Activity ->
If a line includes the word "bukhinnan", it belongs in the count; state the total for the data below and add nothing.

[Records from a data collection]

■ ■ ■ ■ ■ ■ ■

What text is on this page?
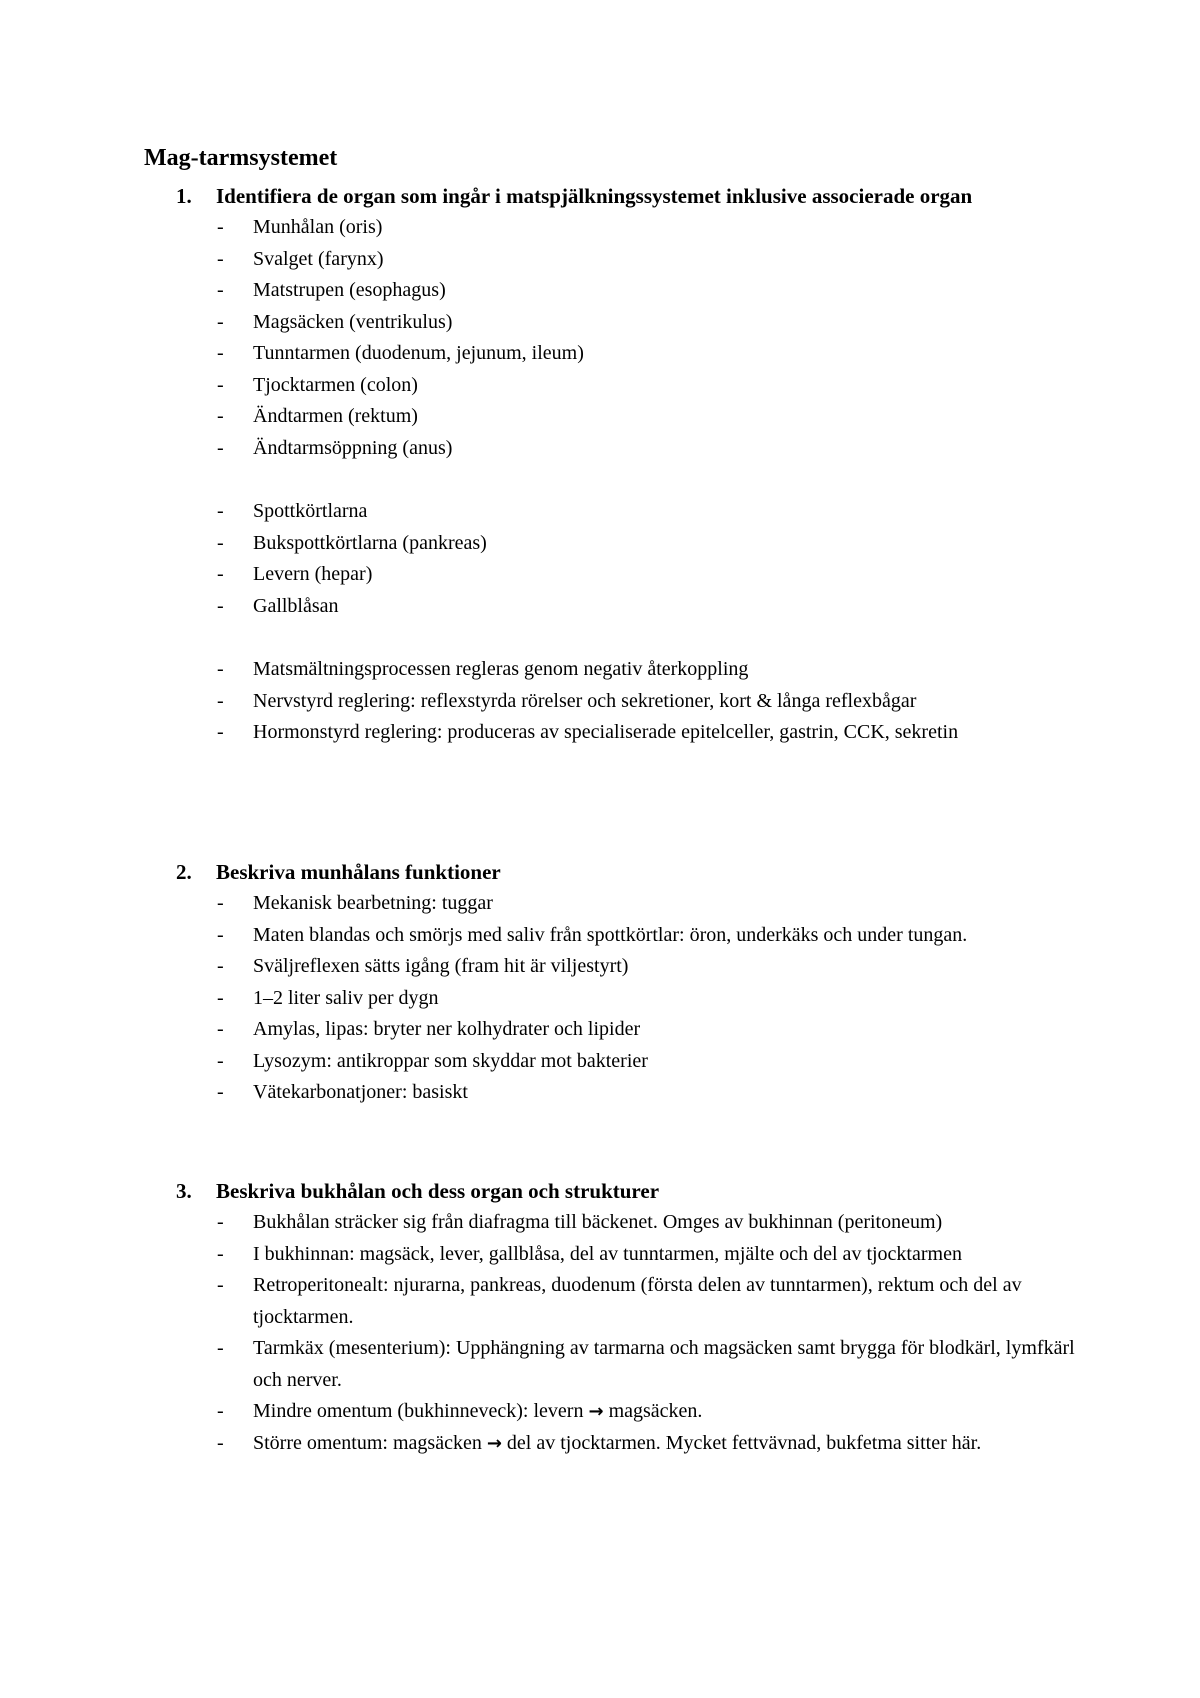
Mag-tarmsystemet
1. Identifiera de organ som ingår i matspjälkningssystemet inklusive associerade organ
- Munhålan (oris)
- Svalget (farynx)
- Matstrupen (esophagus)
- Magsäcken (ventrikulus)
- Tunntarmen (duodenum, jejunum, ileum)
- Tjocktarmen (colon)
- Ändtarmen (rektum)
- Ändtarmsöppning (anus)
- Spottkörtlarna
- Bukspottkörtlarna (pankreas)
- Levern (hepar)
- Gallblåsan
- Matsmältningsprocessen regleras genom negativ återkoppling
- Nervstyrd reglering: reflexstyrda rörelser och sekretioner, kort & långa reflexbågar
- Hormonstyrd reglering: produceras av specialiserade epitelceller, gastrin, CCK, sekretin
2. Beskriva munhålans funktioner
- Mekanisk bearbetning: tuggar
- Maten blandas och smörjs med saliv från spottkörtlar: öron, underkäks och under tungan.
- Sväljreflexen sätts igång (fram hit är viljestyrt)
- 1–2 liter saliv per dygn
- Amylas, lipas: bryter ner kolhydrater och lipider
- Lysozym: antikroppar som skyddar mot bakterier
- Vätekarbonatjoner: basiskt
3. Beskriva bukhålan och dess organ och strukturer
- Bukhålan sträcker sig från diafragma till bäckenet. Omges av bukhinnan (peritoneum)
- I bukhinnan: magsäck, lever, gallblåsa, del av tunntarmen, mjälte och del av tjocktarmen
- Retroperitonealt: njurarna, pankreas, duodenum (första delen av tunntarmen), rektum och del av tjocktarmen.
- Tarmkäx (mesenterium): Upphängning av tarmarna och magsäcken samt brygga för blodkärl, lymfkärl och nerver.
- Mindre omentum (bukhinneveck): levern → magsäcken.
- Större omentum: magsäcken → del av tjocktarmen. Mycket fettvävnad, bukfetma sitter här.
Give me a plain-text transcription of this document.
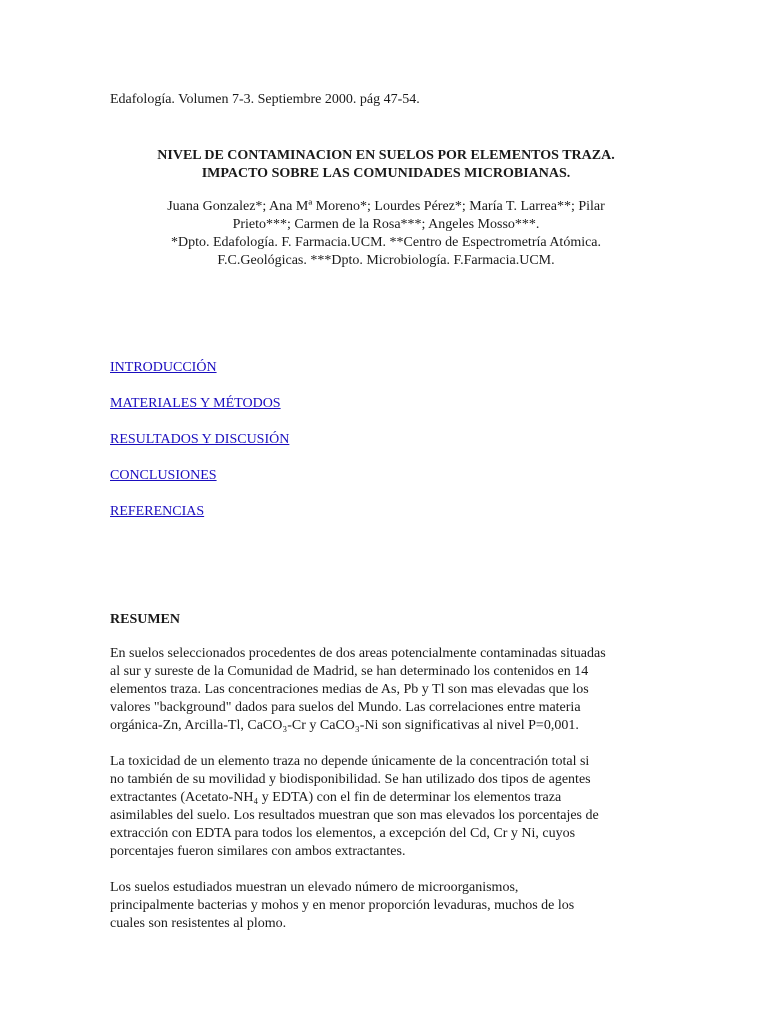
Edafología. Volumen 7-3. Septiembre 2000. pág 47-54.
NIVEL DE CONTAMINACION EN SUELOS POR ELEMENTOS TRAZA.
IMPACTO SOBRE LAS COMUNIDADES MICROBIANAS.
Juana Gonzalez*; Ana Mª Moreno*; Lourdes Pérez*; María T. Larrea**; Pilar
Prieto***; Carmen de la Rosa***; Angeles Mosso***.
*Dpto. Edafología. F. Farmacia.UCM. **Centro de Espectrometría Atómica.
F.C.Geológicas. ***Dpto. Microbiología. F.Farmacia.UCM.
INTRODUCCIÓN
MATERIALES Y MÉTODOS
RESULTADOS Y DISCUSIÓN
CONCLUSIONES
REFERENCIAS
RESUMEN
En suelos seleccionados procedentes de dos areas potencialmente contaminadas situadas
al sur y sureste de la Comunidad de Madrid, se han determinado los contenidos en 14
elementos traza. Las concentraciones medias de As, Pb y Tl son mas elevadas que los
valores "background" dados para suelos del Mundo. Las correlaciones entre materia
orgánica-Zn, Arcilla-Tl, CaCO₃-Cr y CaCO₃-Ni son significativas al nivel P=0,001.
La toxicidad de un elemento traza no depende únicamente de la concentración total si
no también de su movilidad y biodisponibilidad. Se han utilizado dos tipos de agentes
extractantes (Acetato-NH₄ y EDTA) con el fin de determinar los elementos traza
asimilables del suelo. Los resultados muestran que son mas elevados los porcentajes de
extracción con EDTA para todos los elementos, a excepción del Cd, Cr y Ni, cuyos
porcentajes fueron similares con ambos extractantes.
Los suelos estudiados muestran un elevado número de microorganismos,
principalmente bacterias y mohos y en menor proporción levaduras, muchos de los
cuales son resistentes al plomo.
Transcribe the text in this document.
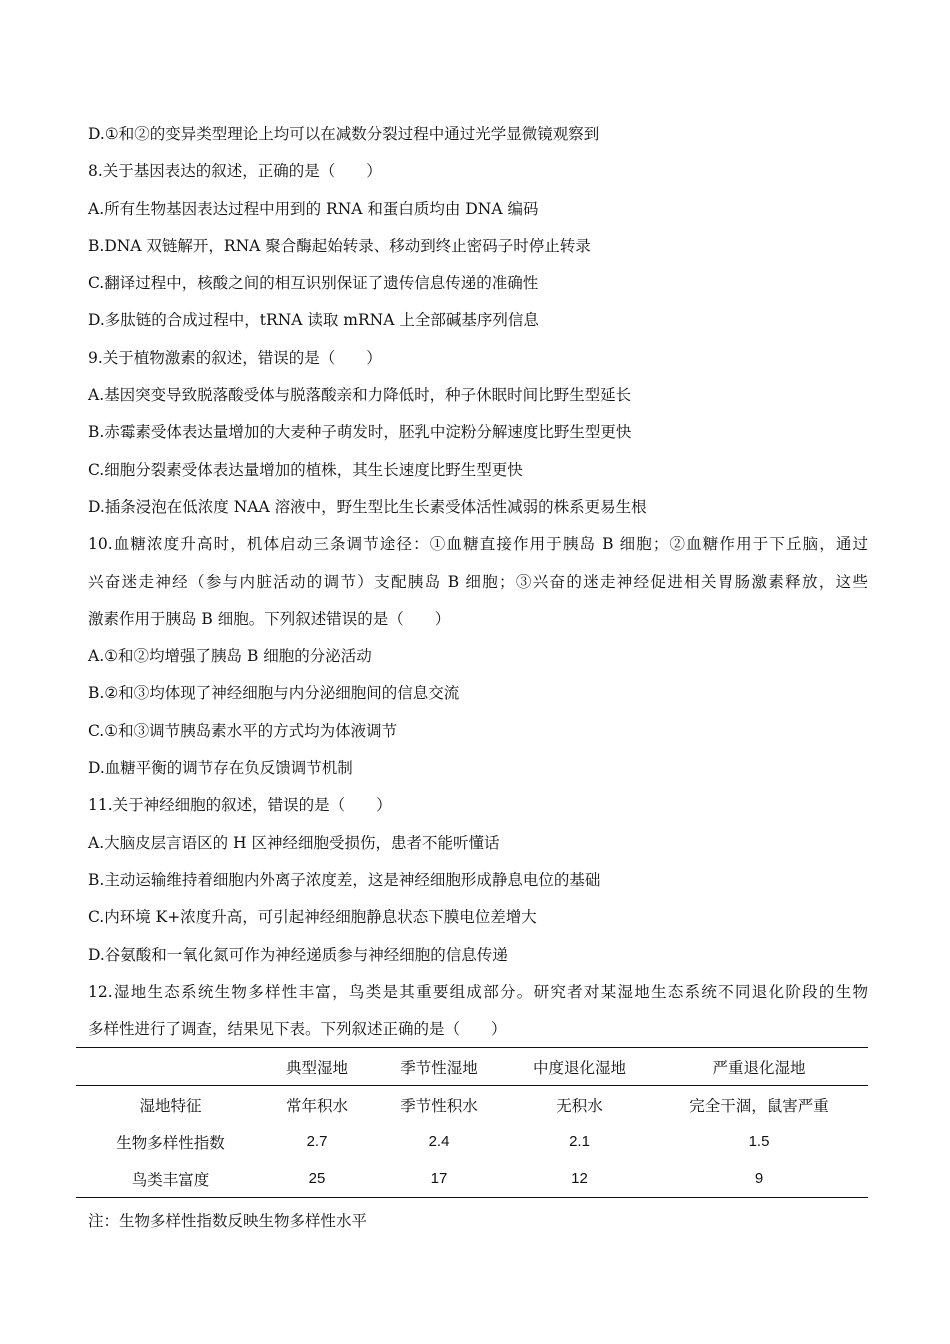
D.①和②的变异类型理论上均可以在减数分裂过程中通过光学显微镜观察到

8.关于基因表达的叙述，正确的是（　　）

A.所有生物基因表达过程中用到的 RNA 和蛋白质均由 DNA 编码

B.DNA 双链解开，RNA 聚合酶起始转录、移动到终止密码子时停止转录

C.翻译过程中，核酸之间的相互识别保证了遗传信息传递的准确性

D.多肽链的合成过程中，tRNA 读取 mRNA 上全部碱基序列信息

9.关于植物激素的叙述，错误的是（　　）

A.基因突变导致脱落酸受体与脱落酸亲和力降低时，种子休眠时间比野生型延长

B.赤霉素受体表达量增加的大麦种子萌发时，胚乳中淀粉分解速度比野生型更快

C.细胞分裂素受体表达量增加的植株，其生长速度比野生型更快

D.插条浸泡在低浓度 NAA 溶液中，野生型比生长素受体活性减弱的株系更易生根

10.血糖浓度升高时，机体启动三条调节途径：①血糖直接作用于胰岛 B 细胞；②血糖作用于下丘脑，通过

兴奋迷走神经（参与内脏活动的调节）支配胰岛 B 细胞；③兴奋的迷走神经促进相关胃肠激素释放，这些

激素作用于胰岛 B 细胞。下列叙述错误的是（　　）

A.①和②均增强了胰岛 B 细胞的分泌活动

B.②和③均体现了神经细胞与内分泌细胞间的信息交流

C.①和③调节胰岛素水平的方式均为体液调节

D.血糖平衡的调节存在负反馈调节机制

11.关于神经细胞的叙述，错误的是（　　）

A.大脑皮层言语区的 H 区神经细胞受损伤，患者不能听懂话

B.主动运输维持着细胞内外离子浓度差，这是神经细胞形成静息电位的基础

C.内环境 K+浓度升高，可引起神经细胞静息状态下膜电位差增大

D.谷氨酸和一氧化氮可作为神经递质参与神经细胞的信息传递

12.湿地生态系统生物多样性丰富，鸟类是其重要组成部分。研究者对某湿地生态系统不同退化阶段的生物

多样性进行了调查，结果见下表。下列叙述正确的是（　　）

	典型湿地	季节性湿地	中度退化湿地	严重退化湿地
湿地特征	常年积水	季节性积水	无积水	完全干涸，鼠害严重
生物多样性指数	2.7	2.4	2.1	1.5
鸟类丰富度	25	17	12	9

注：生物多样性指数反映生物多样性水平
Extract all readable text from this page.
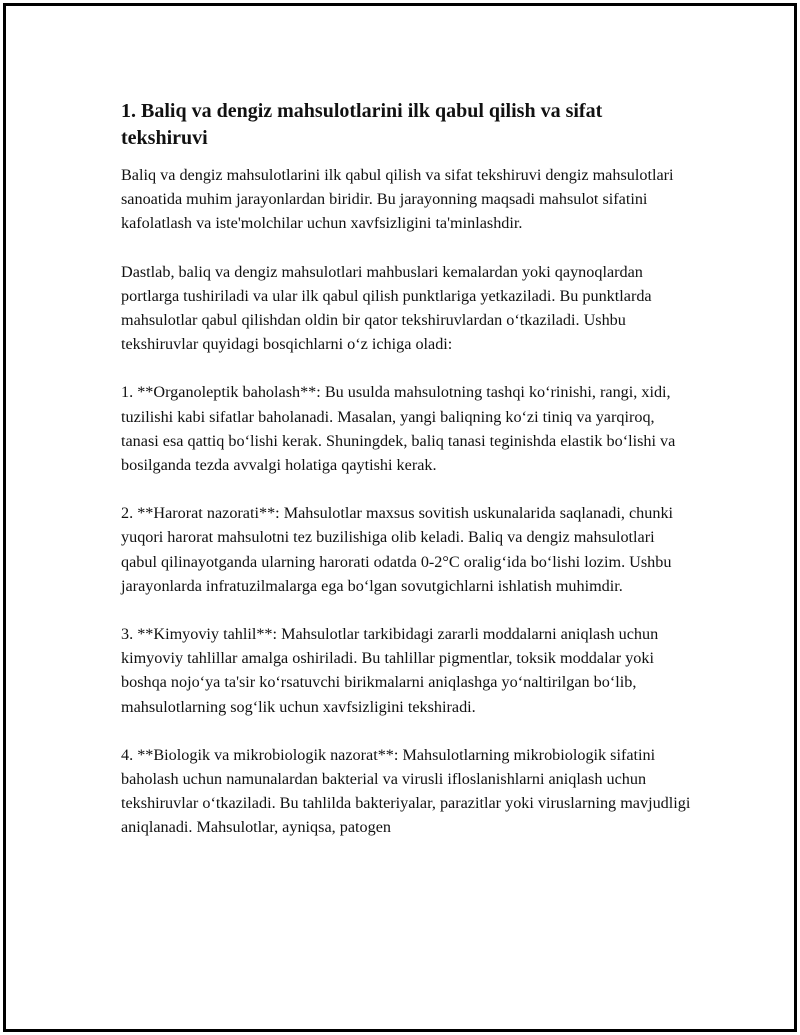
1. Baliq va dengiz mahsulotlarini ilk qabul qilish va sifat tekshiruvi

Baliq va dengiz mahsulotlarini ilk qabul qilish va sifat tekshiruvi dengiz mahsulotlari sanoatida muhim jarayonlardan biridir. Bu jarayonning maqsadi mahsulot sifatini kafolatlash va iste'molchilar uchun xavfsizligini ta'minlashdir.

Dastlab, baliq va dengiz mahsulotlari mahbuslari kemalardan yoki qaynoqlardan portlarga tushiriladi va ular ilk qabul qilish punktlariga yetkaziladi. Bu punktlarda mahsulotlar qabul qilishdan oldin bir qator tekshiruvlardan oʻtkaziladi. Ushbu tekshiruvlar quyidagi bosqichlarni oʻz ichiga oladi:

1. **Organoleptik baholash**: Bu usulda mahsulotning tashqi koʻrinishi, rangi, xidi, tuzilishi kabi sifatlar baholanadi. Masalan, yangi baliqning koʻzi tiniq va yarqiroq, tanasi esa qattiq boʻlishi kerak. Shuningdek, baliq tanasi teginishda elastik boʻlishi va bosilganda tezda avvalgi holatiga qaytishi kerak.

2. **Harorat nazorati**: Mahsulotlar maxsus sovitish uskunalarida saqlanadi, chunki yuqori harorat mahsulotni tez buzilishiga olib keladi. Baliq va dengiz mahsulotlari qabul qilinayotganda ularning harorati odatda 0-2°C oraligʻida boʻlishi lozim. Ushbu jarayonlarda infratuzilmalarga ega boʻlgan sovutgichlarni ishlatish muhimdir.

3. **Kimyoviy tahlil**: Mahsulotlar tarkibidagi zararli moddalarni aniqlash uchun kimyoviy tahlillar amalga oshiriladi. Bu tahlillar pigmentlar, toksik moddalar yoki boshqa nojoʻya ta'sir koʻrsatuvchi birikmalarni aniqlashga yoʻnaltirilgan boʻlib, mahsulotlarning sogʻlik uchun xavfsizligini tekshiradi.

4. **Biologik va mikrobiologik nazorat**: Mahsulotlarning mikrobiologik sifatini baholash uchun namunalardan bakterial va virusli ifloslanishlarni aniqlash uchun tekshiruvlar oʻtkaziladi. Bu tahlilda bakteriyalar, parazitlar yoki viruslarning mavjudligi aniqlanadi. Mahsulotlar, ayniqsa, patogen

■ ■ ■ ■ ■ ■ ■

Written response ->
2